#### [Exercise aim]
Find and return each line containing "Basic".

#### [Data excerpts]
* * * *

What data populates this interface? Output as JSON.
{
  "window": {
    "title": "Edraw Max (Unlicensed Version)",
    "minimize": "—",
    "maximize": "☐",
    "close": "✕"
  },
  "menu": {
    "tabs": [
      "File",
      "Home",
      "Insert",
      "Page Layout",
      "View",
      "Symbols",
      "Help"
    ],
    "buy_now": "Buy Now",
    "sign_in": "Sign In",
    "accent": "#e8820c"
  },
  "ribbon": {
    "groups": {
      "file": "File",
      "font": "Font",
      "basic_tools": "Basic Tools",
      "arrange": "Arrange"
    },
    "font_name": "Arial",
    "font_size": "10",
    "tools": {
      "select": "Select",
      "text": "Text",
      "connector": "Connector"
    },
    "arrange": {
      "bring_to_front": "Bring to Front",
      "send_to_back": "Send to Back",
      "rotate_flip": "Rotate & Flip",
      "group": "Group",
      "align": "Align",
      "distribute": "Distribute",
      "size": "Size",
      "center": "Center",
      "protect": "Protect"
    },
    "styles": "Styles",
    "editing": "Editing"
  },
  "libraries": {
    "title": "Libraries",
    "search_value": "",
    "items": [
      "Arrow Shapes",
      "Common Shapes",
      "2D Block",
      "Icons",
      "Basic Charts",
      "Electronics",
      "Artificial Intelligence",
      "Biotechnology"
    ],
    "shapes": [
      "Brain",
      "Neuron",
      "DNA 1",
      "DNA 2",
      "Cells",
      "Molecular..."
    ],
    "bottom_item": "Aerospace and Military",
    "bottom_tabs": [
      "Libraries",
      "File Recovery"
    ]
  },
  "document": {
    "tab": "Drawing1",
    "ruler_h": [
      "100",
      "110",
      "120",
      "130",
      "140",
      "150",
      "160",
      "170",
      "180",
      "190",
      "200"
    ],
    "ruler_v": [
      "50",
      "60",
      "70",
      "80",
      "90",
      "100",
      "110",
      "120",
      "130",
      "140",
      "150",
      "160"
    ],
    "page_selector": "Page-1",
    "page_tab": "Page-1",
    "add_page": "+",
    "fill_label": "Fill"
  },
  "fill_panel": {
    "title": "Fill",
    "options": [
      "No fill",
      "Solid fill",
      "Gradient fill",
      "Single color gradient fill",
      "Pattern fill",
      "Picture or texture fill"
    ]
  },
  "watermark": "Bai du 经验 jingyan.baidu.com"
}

* * * *

#### [Complete response]
      "basic_tools": "Basic Tools",
      "Basic Charts",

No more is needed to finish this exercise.